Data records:
■ ■ ■ ■ ■ ■ ■
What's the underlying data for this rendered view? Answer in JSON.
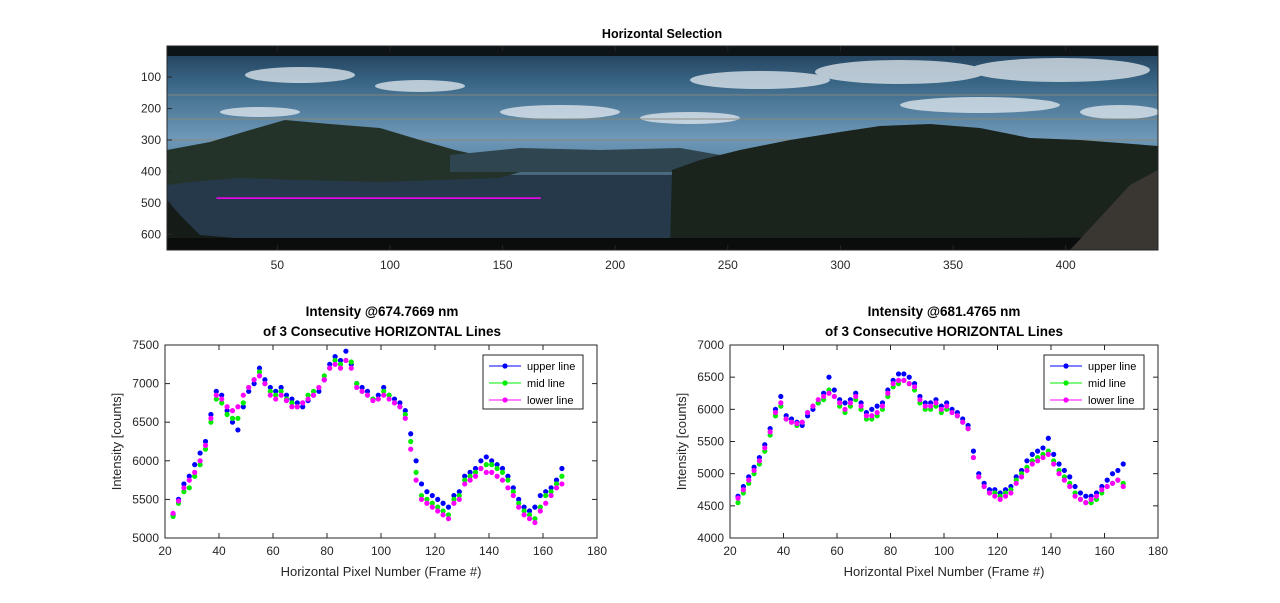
{
  "figure": {
    "top_panel": {
      "title": "Horizontal Selection",
      "x_ticks": [
        50,
        100,
        150,
        200,
        250,
        300,
        350,
        400
      ],
      "y_ticks": [
        100,
        200,
        300,
        400,
        500,
        600
      ],
      "xlim": [
        1,
        441
      ],
      "ylim": [
        1,
        650
      ],
      "selection_line": {
        "x_start": 23,
        "x_end": 167,
        "y": 485,
        "color": "#ff00ff"
      },
      "scene_colors": {
        "sky_top": "#1d3a55",
        "sky_mid": "#6f98b8",
        "mountain": "#1f2e23",
        "water": "#26394a",
        "cloud": "#e8eef2"
      }
    }
  },
  "chart_data": [
    {
      "type": "scatter",
      "title_line1": "Intensity @674.7669 nm",
      "title_line2": "of 3 Consecutive HORIZONTAL Lines",
      "xlabel": "Horizontal Pixel Number (Frame #)",
      "ylabel": "Intensity [counts]",
      "xlim": [
        20,
        180
      ],
      "ylim": [
        5000,
        7500
      ],
      "x_ticks": [
        20,
        40,
        60,
        80,
        100,
        120,
        140,
        160,
        180
      ],
      "y_ticks": [
        5000,
        5500,
        6000,
        6500,
        7000,
        7500
      ],
      "legend_position": "top-right",
      "x": [
        23,
        25,
        27,
        29,
        31,
        33,
        35,
        37,
        39,
        41,
        43,
        45,
        47,
        49,
        51,
        53,
        55,
        57,
        59,
        61,
        63,
        65,
        67,
        69,
        71,
        73,
        75,
        77,
        79,
        81,
        83,
        85,
        87,
        89,
        91,
        93,
        95,
        97,
        99,
        101,
        103,
        105,
        107,
        109,
        111,
        113,
        115,
        117,
        119,
        121,
        123,
        125,
        127,
        129,
        131,
        133,
        135,
        137,
        139,
        141,
        143,
        145,
        147,
        149,
        151,
        153,
        155,
        157,
        159,
        161,
        163,
        165,
        167
      ],
      "series": [
        {
          "name": "upper line",
          "color": "#0000ff",
          "values": [
            5300,
            5500,
            5700,
            5800,
            5950,
            6100,
            6250,
            6600,
            6900,
            6850,
            6650,
            6500,
            6400,
            6700,
            6900,
            7000,
            7200,
            7050,
            6950,
            6900,
            6950,
            6850,
            6800,
            6750,
            6700,
            6780,
            6850,
            6900,
            7050,
            7250,
            7350,
            7300,
            7420,
            7250,
            7000,
            6950,
            6900,
            6800,
            6850,
            6950,
            6850,
            6800,
            6750,
            6650,
            6350,
            6000,
            5700,
            5600,
            5550,
            5500,
            5450,
            5400,
            5550,
            5600,
            5800,
            5850,
            5900,
            6000,
            6050,
            6000,
            5950,
            5900,
            5800,
            5650,
            5500,
            5400,
            5350,
            5400,
            5550,
            5600,
            5650,
            5750,
            5900
          ]
        },
        {
          "name": "mid line",
          "color": "#00ee00",
          "values": [
            5280,
            5450,
            5600,
            5650,
            5800,
            5950,
            6150,
            6500,
            6800,
            6750,
            6600,
            6550,
            6550,
            6750,
            6950,
            7050,
            7150,
            7000,
            6900,
            6850,
            6900,
            6800,
            6750,
            6700,
            6750,
            6850,
            6900,
            6950,
            7100,
            7200,
            7300,
            7250,
            7300,
            7280,
            7000,
            6900,
            6850,
            6800,
            6800,
            6900,
            6850,
            6750,
            6700,
            6600,
            6250,
            5850,
            5550,
            5500,
            5450,
            5400,
            5350,
            5300,
            5500,
            5550,
            5750,
            5800,
            5850,
            5900,
            5950,
            5950,
            5900,
            5850,
            5750,
            5600,
            5450,
            5350,
            5300,
            5250,
            5400,
            5550,
            5600,
            5700,
            5800
          ]
        },
        {
          "name": "lower line",
          "color": "#ff00ff",
          "values": [
            5320,
            5480,
            5650,
            5750,
            5850,
            6000,
            6200,
            6550,
            6850,
            6800,
            6700,
            6650,
            6700,
            6850,
            6950,
            7050,
            7100,
            7000,
            6850,
            6800,
            6850,
            6780,
            6700,
            6700,
            6750,
            6800,
            6850,
            6950,
            7050,
            7200,
            7250,
            7200,
            7300,
            7200,
            6950,
            6900,
            6850,
            6780,
            6800,
            6850,
            6800,
            6750,
            6700,
            6550,
            6150,
            5750,
            5500,
            5450,
            5400,
            5350,
            5300,
            5250,
            5450,
            5500,
            5700,
            5750,
            5800,
            5900,
            5850,
            5850,
            5800,
            5750,
            5650,
            5550,
            5400,
            5300,
            5250,
            5200,
            5350,
            5450,
            5550,
            5650,
            5700
          ]
        }
      ]
    },
    {
      "type": "scatter",
      "title_line1": "Intensity @681.4765 nm",
      "title_line2": "of 3 Consecutive HORIZONTAL Lines",
      "xlabel": "Horizontal Pixel Number (Frame #)",
      "ylabel": "Intensity [counts]",
      "xlim": [
        20,
        180
      ],
      "ylim": [
        4000,
        7000
      ],
      "x_ticks": [
        20,
        40,
        60,
        80,
        100,
        120,
        140,
        160,
        180
      ],
      "y_ticks": [
        4000,
        4500,
        5000,
        5500,
        6000,
        6500,
        7000
      ],
      "legend_position": "top-right",
      "x": [
        23,
        25,
        27,
        29,
        31,
        33,
        35,
        37,
        39,
        41,
        43,
        45,
        47,
        49,
        51,
        53,
        55,
        57,
        59,
        61,
        63,
        65,
        67,
        69,
        71,
        73,
        75,
        77,
        79,
        81,
        83,
        85,
        87,
        89,
        91,
        93,
        95,
        97,
        99,
        101,
        103,
        105,
        107,
        109,
        111,
        113,
        115,
        117,
        119,
        121,
        123,
        125,
        127,
        129,
        131,
        133,
        135,
        137,
        139,
        141,
        143,
        145,
        147,
        149,
        151,
        153,
        155,
        157,
        159,
        161,
        163,
        165,
        167
      ],
      "series": [
        {
          "name": "upper line",
          "color": "#0000ff",
          "values": [
            4650,
            4800,
            4950,
            5100,
            5250,
            5450,
            5700,
            6000,
            6200,
            5900,
            5850,
            5800,
            5750,
            5900,
            6000,
            6100,
            6250,
            6500,
            6300,
            6150,
            6100,
            6150,
            6250,
            6100,
            5950,
            6000,
            6050,
            6100,
            6300,
            6450,
            6550,
            6550,
            6500,
            6400,
            6200,
            6100,
            6100,
            6150,
            6050,
            6100,
            6000,
            5950,
            5850,
            5750,
            5350,
            5000,
            4850,
            4750,
            4750,
            4700,
            4750,
            4800,
            4950,
            5050,
            5200,
            5300,
            5350,
            5400,
            5550,
            5300,
            5150,
            5050,
            4950,
            4800,
            4700,
            4650,
            4650,
            4700,
            4800,
            4900,
            5000,
            5050,
            5150
          ]
        },
        {
          "name": "mid line",
          "color": "#00ee00",
          "values": [
            4550,
            4700,
            4850,
            5000,
            5150,
            5350,
            5600,
            5900,
            6050,
            5850,
            5800,
            5750,
            5800,
            5950,
            6050,
            6100,
            6150,
            6300,
            6200,
            6050,
            5950,
            6050,
            6150,
            6000,
            5850,
            5850,
            5900,
            6000,
            6200,
            6350,
            6400,
            6450,
            6400,
            6300,
            6100,
            6000,
            6000,
            6050,
            5950,
            6000,
            5950,
            5900,
            5800,
            5700,
            5250,
            4950,
            4800,
            4700,
            4700,
            4650,
            4700,
            4750,
            4900,
            5000,
            5100,
            5200,
            5250,
            5300,
            5350,
            5200,
            5050,
            4950,
            4850,
            4700,
            4600,
            4550,
            4550,
            4600,
            4700,
            4800,
            4850,
            4900,
            4850
          ]
        },
        {
          "name": "lower line",
          "color": "#ff00ff",
          "values": [
            4620,
            4750,
            4900,
            5050,
            5200,
            5400,
            5650,
            5950,
            6100,
            5850,
            5800,
            5780,
            5800,
            5950,
            6050,
            6150,
            6200,
            6250,
            6200,
            6100,
            6000,
            6100,
            6200,
            6050,
            5900,
            5900,
            5950,
            6050,
            6250,
            6400,
            6450,
            6450,
            6400,
            6350,
            6150,
            6050,
            6050,
            6100,
            6000,
            6050,
            5950,
            5900,
            5800,
            5700,
            5250,
            4950,
            4800,
            4700,
            4650,
            4600,
            4650,
            4700,
            4850,
            4950,
            5050,
            5150,
            5200,
            5250,
            5300,
            5150,
            5000,
            4900,
            4800,
            4650,
            4600,
            4550,
            4600,
            4650,
            4750,
            4800,
            4850,
            4900,
            4800
          ]
        }
      ]
    }
  ]
}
■ ■ ■ ■ ■ ■ ■
Problem to work on: Identify and list each line with the word "Intensity".

Final result:
      "title_line1": "Intensity @674.7669 nm",
      "ylabel": "Intensity [counts]",
      "title_line1": "Intensity @681.4765 nm",
      "ylabel": "Intensity [counts]",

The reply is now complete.